(What is asked):
Return all of the entries exactly as written.

Rows from a dataset

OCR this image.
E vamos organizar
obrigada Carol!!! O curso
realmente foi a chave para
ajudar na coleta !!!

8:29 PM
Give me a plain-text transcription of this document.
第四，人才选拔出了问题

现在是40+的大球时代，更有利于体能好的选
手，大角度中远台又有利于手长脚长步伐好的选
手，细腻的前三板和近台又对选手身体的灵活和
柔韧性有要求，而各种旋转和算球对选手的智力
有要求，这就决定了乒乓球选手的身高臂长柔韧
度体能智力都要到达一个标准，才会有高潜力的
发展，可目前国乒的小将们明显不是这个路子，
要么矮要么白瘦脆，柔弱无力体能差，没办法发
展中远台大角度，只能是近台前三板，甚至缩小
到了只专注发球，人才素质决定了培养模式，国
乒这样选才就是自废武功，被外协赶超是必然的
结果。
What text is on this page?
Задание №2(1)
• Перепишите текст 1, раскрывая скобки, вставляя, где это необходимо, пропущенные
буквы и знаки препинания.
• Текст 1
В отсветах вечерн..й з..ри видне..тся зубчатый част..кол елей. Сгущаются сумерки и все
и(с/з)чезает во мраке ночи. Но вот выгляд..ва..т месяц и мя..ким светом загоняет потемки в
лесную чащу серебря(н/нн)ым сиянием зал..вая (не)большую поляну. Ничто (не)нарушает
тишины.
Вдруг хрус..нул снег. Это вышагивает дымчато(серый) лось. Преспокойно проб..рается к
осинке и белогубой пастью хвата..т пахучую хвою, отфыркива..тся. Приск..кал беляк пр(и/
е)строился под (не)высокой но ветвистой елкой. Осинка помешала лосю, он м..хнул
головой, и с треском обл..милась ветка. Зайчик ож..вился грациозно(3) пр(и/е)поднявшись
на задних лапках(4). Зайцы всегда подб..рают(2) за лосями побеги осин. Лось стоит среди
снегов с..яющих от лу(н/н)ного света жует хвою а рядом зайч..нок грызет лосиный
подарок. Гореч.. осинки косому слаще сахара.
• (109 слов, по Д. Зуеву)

(Full output):
OCR this image.
E vamos organizar
obrigada Carol!!! O curso
realmente foi a chave para
ajudar na coleta !!!

8:29 PM
Give me a plain-text transcription of this document.
第四，人才选拔出了问题

现在是40+的大球时代，更有利于体能好的选
手，大角度中远台又有利于手长脚长步伐好的选
手，细腻的前三板和近台又对选手身体的灵活和
柔韧性有要求，而各种旋转和算球对选手的智力
有要求，这就决定了乒乓球选手的身高臂长柔韧
度体能智力都要到达一个标准，才会有高潜力的
发展，可目前国乒的小将们明显不是这个路子，
要么矮要么白瘦脆，柔弱无力体能差，没办法发
展中远台大角度，只能是近台前三板，甚至缩小
到了只专注发球，人才素质决定了培养模式，国
乒这样选才就是自废武功，被外协赶超是必然的
结果。
What text is on this page?
Задание №2(1)
• Перепишите текст 1, раскрывая скобки, вставляя, где это необходимо, пропущенные
буквы и знаки препинания.
• Текст 1
В отсветах вечерн..й з..ри видне..тся зубчатый част..кол елей. Сгущаются сумерки и все
и(с/з)чезает во мраке ночи. Но вот выгляд..ва..т месяц и мя..ким светом загоняет потемки в
лесную чащу серебря(н/нн)ым сиянием зал..вая (не)большую поляну. Ничто (не)нарушает
тишины.
Вдруг хрус..нул снег. Это вышагивает дымчато(серый) лось. Преспокойно проб..рается к
осинке и белогубой пастью хвата..т пахучую хвою, отфыркива..тся. Приск..кал беляк пр(и/
е)строился под (не)высокой но ветвистой елкой. Осинка помешала лосю, он м..хнул
головой, и с треском обл..милась ветка. Зайчик ож..вился грациозно(3) пр(и/е)поднявшись
на задних лапках(4). Зайцы всегда подб..рают(2) за лосями побеги осин. Лось стоит среди
снегов с..яющих от лу(н/н)ного света жует хвою а рядом зайч..нок грызет лосиный
подарок. Гореч.. осинки косому слаще сахара.
• (109 слов, по Д. Зуеву)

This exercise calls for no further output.